Lines of data

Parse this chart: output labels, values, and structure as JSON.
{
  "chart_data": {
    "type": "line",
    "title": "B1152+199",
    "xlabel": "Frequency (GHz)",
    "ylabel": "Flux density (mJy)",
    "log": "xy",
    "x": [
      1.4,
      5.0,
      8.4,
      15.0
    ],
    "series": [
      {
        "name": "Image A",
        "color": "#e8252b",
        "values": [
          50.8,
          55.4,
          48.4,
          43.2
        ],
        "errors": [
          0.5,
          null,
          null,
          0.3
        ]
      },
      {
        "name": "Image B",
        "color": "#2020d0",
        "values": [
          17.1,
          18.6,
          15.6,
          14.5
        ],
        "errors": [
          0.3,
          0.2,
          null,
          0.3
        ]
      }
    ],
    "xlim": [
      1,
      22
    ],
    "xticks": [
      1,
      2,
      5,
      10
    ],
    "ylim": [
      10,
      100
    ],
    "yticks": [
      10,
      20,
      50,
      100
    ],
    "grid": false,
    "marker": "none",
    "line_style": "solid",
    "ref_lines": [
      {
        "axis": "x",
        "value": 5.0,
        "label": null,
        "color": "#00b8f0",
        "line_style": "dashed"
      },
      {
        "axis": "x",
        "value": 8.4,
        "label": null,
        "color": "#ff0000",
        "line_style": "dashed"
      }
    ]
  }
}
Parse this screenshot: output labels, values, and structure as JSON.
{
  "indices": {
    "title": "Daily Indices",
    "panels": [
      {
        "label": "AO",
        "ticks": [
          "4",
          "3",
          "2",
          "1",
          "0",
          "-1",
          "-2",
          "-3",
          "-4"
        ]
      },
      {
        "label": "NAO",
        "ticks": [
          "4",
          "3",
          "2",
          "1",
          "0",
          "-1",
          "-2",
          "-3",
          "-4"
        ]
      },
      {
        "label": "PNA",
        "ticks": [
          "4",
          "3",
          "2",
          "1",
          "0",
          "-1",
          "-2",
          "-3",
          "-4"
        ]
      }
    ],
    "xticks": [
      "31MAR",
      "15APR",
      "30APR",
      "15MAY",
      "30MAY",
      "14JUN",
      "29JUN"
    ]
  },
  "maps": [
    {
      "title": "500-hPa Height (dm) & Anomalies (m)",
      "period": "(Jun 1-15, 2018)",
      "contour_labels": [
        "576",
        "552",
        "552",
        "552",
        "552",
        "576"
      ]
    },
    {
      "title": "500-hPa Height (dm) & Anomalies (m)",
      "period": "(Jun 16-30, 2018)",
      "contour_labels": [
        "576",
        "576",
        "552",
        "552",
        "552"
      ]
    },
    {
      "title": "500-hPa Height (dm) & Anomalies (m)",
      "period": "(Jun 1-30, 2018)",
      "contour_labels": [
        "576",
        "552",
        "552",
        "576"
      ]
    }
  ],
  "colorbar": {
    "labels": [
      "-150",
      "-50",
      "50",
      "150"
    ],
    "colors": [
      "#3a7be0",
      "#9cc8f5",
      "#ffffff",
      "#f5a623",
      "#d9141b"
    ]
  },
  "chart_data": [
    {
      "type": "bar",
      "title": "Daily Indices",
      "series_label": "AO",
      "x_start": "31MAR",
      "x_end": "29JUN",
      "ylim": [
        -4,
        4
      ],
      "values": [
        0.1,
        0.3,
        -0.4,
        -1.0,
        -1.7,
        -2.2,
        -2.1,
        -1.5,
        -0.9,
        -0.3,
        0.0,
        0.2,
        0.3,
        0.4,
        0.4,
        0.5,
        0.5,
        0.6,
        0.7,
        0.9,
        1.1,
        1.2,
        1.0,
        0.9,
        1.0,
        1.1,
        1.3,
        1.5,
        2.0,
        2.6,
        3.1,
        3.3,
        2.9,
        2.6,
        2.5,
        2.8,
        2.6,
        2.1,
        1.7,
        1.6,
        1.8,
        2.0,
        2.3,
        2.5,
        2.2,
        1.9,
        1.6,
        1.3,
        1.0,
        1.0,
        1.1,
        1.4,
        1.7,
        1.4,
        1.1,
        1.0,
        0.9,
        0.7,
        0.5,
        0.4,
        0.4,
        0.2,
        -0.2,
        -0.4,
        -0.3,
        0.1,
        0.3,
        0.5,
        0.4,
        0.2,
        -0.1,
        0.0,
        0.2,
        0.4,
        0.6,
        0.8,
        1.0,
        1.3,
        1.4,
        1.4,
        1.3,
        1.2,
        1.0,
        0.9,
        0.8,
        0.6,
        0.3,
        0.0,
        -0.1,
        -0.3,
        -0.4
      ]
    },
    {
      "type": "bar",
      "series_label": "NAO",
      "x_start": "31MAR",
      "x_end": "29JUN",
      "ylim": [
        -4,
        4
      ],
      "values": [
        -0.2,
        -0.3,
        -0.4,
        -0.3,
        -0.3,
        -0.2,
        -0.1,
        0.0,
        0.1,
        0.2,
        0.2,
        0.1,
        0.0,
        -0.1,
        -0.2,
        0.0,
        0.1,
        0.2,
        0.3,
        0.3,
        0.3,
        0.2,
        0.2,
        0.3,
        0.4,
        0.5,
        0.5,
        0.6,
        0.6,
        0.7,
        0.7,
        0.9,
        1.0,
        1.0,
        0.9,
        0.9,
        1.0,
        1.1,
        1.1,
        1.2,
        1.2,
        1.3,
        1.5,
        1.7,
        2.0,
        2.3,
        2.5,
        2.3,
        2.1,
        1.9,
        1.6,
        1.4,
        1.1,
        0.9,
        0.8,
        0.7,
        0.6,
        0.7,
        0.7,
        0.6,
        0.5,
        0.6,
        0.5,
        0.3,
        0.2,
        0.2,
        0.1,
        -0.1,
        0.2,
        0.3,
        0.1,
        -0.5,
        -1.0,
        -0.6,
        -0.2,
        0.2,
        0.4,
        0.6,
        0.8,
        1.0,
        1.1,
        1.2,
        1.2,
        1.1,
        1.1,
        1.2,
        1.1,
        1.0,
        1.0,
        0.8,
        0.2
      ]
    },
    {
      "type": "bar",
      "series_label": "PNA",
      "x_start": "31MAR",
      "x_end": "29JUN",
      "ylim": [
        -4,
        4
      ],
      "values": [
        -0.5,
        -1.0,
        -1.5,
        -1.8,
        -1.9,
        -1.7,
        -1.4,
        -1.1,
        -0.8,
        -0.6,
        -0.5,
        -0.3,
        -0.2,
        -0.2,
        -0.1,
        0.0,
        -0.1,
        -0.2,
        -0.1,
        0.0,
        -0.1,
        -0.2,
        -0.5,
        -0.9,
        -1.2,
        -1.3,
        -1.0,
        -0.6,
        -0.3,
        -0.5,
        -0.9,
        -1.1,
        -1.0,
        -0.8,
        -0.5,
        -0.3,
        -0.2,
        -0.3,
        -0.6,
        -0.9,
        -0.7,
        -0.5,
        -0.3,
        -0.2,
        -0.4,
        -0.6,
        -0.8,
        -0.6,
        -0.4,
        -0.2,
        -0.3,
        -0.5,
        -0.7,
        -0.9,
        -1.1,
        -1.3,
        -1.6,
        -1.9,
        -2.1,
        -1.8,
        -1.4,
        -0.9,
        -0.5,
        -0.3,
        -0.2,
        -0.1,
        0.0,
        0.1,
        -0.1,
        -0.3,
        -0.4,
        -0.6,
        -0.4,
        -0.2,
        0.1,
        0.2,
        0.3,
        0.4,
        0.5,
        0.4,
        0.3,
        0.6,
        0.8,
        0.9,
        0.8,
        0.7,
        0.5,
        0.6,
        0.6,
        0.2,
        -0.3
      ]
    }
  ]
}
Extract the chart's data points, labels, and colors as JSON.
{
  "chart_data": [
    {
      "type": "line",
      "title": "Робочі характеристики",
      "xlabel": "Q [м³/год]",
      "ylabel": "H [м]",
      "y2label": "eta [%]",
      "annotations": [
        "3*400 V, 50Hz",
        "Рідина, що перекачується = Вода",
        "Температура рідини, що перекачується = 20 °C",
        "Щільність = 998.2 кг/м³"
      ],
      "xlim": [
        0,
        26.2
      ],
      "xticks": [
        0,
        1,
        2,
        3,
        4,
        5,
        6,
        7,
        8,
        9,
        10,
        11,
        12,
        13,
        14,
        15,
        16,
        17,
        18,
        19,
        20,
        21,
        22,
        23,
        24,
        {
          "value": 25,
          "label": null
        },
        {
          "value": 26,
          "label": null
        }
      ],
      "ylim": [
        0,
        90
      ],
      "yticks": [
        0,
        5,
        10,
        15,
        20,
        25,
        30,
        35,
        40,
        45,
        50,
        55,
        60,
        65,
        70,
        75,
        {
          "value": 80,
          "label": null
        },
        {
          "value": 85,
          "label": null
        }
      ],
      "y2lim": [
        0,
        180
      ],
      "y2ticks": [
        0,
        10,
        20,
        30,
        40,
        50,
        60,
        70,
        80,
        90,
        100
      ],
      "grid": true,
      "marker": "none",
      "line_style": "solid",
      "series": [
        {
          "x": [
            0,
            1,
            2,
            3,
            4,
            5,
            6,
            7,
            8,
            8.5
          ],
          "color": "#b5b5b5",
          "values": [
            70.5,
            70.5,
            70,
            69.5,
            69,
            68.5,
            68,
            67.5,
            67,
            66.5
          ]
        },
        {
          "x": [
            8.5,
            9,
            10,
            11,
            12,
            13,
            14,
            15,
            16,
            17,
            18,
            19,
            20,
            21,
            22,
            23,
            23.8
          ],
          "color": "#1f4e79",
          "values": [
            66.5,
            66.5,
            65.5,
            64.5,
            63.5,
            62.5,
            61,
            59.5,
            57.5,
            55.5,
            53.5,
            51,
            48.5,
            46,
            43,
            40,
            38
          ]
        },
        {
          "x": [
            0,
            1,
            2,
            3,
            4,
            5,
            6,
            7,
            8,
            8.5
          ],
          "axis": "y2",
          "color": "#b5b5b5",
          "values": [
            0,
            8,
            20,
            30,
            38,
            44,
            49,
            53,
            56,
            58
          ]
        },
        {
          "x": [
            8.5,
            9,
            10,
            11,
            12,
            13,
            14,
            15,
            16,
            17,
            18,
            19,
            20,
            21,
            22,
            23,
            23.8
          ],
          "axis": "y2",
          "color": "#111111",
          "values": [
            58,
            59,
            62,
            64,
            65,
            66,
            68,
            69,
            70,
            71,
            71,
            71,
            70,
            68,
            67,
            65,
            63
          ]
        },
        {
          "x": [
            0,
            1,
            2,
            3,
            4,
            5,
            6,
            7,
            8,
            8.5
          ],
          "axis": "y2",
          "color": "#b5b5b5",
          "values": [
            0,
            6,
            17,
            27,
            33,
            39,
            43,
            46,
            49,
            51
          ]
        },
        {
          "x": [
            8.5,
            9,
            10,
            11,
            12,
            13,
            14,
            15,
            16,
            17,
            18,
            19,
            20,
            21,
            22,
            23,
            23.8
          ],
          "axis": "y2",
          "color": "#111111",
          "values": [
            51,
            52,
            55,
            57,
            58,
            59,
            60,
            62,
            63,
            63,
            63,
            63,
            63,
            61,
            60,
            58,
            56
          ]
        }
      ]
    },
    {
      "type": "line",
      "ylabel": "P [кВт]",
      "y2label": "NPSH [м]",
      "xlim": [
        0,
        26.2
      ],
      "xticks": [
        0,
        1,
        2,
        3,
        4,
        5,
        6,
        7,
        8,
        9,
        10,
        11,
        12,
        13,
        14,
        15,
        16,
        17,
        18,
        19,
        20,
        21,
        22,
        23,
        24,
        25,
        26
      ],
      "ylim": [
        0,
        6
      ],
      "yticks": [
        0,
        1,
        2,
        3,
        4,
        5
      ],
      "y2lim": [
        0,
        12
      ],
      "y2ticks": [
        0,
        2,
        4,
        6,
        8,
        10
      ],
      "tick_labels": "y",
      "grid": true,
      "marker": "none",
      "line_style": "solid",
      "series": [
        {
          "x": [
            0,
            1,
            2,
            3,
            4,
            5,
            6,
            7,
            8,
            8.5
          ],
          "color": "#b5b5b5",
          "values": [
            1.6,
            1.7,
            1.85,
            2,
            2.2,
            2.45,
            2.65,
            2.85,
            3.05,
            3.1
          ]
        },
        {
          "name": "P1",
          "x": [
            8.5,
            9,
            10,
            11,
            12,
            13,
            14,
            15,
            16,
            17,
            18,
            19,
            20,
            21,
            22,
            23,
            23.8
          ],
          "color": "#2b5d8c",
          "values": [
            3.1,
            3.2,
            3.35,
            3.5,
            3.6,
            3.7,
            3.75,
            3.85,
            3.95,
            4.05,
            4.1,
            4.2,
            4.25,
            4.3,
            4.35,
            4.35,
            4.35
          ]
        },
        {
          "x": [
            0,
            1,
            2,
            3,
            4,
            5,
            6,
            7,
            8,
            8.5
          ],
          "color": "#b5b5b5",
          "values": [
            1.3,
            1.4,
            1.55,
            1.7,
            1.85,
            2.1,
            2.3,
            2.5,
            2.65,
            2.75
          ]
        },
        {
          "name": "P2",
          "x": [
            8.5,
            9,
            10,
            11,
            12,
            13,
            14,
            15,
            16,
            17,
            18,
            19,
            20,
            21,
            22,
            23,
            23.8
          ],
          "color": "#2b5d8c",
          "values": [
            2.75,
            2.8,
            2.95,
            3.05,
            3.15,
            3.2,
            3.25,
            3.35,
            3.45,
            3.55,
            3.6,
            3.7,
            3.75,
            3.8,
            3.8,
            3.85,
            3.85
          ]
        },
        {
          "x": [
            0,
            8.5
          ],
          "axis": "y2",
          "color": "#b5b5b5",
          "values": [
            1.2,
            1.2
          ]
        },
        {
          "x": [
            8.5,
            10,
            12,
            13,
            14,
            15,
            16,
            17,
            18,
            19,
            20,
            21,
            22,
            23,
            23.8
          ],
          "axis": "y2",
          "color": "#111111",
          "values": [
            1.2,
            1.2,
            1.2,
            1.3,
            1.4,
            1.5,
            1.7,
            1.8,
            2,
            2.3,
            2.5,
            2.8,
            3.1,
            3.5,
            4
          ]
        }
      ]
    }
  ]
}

*WHAT IS REQUIRED*
Count the lines in the records above that contain the word "Daily", and reply with only that number.

*CORRECT RESPONSE*
2